Work instructions: The records below must be duplicated exactly, character for character.

Segment Start: Material to process

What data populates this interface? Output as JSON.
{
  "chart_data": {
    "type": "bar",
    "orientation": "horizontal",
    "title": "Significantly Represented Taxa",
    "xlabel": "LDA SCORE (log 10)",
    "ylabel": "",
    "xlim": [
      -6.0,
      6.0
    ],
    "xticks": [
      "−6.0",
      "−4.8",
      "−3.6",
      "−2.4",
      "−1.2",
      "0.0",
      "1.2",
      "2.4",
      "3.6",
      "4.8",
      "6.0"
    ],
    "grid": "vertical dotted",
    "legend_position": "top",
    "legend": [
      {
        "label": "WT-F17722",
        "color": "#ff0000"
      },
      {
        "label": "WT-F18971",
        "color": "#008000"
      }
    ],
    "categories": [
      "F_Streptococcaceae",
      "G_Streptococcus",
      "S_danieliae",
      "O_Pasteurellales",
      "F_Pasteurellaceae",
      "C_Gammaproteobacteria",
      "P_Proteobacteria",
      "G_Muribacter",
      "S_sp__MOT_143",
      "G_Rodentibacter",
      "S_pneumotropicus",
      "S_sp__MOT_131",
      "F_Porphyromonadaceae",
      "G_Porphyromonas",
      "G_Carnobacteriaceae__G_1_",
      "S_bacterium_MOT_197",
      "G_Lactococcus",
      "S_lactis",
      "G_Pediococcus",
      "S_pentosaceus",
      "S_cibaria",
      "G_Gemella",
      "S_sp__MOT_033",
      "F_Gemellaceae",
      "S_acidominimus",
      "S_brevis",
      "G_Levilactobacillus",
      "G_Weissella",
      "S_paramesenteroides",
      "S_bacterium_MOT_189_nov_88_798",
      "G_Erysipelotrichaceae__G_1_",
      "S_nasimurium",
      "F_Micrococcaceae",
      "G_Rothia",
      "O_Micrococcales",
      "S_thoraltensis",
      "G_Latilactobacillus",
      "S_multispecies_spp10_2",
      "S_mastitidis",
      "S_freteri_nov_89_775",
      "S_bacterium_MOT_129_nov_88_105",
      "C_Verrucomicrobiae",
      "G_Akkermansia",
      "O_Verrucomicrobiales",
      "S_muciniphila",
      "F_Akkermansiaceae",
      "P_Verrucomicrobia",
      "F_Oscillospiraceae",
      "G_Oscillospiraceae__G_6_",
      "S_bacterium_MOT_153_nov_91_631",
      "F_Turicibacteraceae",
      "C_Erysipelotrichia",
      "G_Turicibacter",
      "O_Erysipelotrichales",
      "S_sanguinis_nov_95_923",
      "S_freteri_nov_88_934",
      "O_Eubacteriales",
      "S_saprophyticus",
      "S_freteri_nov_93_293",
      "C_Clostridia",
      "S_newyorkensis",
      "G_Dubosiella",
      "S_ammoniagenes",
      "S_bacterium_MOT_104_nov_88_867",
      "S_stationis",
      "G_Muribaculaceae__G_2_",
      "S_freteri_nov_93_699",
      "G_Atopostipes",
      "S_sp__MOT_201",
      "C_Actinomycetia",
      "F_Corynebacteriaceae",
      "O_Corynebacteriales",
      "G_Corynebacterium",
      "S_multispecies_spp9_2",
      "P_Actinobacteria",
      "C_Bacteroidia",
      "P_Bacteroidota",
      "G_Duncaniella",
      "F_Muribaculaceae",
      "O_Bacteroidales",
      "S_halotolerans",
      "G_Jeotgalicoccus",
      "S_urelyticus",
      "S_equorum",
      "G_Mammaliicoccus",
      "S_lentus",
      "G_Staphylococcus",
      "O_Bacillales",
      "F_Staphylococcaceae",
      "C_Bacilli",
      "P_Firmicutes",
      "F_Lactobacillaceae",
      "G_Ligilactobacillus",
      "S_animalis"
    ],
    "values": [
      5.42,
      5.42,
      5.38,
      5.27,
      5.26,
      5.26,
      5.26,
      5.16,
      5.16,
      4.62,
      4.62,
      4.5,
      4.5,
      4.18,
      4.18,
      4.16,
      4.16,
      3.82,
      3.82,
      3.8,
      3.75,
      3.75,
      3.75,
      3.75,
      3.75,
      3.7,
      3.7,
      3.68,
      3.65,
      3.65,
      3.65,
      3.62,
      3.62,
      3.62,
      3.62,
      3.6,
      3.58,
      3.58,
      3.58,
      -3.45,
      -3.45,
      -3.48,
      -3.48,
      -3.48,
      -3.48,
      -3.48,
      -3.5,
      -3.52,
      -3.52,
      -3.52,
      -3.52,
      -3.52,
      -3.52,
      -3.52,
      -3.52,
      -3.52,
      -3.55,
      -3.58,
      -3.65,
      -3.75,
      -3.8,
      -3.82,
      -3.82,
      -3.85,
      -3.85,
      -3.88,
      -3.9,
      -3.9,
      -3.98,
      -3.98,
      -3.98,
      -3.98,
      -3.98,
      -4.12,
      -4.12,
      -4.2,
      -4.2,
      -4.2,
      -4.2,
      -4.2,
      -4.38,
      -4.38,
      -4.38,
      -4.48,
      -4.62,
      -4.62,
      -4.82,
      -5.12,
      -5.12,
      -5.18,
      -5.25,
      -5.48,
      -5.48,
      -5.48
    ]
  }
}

Segment End: Material to process

Response to the exercise:
What data populates this interface? Output as JSON.
{
  "chart_data": {
    "type": "bar",
    "orientation": "horizontal",
    "title": "Significantly Represented Taxa",
    "xlabel": "LDA SCORE (log 10)",
    "ylabel": "",
    "xlim": [
      -6.0,
      6.0
    ],
    "xticks": [
      "−6.0",
      "−4.8",
      "−3.6",
      "−2.4",
      "−1.2",
      "0.0",
      "1.2",
      "2.4",
      "3.6",
      "4.8",
      "6.0"
    ],
    "grid": "vertical dotted",
    "legend_position": "top",
    "legend": [
      {
        "label": "WT-F17722",
        "color": "#ff0000"
      },
      {
        "label": "WT-F18971",
        "color": "#008000"
      }
    ],
    "categories": [
      "F_Streptococcaceae",
      "G_Streptococcus",
      "S_danieliae",
      "O_Pasteurellales",
      "F_Pasteurellaceae",
      "C_Gammaproteobacteria",
      "P_Proteobacteria",
      "G_Muribacter",
      "S_sp__MOT_143",
      "G_Rodentibacter",
      "S_pneumotropicus",
      "S_sp__MOT_131",
      "F_Porphyromonadaceae",
      "G_Porphyromonas",
      "G_Carnobacteriaceae__G_1_",
      "S_bacterium_MOT_197",
      "G_Lactococcus",
      "S_lactis",
      "G_Pediococcus",
      "S_pentosaceus",
      "S_cibaria",
      "G_Gemella",
      "S_sp__MOT_033",
      "F_Gemellaceae",
      "S_acidominimus",
      "S_brevis",
      "G_Levilactobacillus",
      "G_Weissella",
      "S_paramesenteroides",
      "S_bacterium_MOT_189_nov_88_798",
      "G_Erysipelotrichaceae__G_1_",
      "S_nasimurium",
      "F_Micrococcaceae",
      "G_Rothia",
      "O_Micrococcales",
      "S_thoraltensis",
      "G_Latilactobacillus",
      "S_multispecies_spp10_2",
      "S_mastitidis",
      "S_freteri_nov_89_775",
      "S_bacterium_MOT_129_nov_88_105",
      "C_Verrucomicrobiae",
      "G_Akkermansia",
      "O_Verrucomicrobiales",
      "S_muciniphila",
      "F_Akkermansiaceae",
      "P_Verrucomicrobia",
      "F_Oscillospiraceae",
      "G_Oscillospiraceae__G_6_",
      "S_bacterium_MOT_153_nov_91_631",
      "F_Turicibacteraceae",
      "C_Erysipelotrichia",
      "G_Turicibacter",
      "O_Erysipelotrichales",
      "S_sanguinis_nov_95_923",
      "S_freteri_nov_88_934",
      "O_Eubacteriales",
      "S_saprophyticus",
      "S_freteri_nov_93_293",
      "C_Clostridia",
      "S_newyorkensis",
      "G_Dubosiella",
      "S_ammoniagenes",
      "S_bacterium_MOT_104_nov_88_867",
      "S_stationis",
      "G_Muribaculaceae__G_2_",
      "S_freteri_nov_93_699",
      "G_Atopostipes",
      "S_sp__MOT_201",
      "C_Actinomycetia",
      "F_Corynebacteriaceae",
      "O_Corynebacteriales",
      "G_Corynebacterium",
      "S_multispecies_spp9_2",
      "P_Actinobacteria",
      "C_Bacteroidia",
      "P_Bacteroidota",
      "G_Duncaniella",
      "F_Muribaculaceae",
      "O_Bacteroidales",
      "S_halotolerans",
      "G_Jeotgalicoccus",
      "S_urelyticus",
      "S_equorum",
      "G_Mammaliicoccus",
      "S_lentus",
      "G_Staphylococcus",
      "O_Bacillales",
      "F_Staphylococcaceae",
      "C_Bacilli",
      "P_Firmicutes",
      "F_Lactobacillaceae",
      "G_Ligilactobacillus",
      "S_animalis"
    ],
    "values": [
      5.42,
      5.42,
      5.38,
      5.27,
      5.26,
      5.26,
      5.26,
      5.16,
      5.16,
      4.62,
      4.62,
      4.5,
      4.5,
      4.18,
      4.18,
      4.16,
      4.16,
      3.82,
      3.82,
      3.8,
      3.75,
      3.75,
      3.75,
      3.75,
      3.75,
      3.7,
      3.7,
      3.68,
      3.65,
      3.65,
      3.65,
      3.62,
      3.62,
      3.62,
      3.62,
      3.6,
      3.58,
      3.58,
      3.58,
      -3.45,
      -3.45,
      -3.48,
      -3.48,
      -3.48,
      -3.48,
      -3.48,
      -3.5,
      -3.52,
      -3.52,
      -3.52,
      -3.52,
      -3.52,
      -3.52,
      -3.52,
      -3.52,
      -3.52,
      -3.55,
      -3.58,
      -3.65,
      -3.75,
      -3.8,
      -3.82,
      -3.82,
      -3.85,
      -3.85,
      -3.88,
      -3.9,
      -3.9,
      -3.98,
      -3.98,
      -3.98,
      -3.98,
      -3.98,
      -4.12,
      -4.12,
      -4.2,
      -4.2,
      -4.2,
      -4.2,
      -4.2,
      -4.38,
      -4.38,
      -4.38,
      -4.48,
      -4.62,
      -4.62,
      -4.82,
      -5.12,
      -5.12,
      -5.18,
      -5.25,
      -5.48,
      -5.48,
      -5.48
    ]
  }
}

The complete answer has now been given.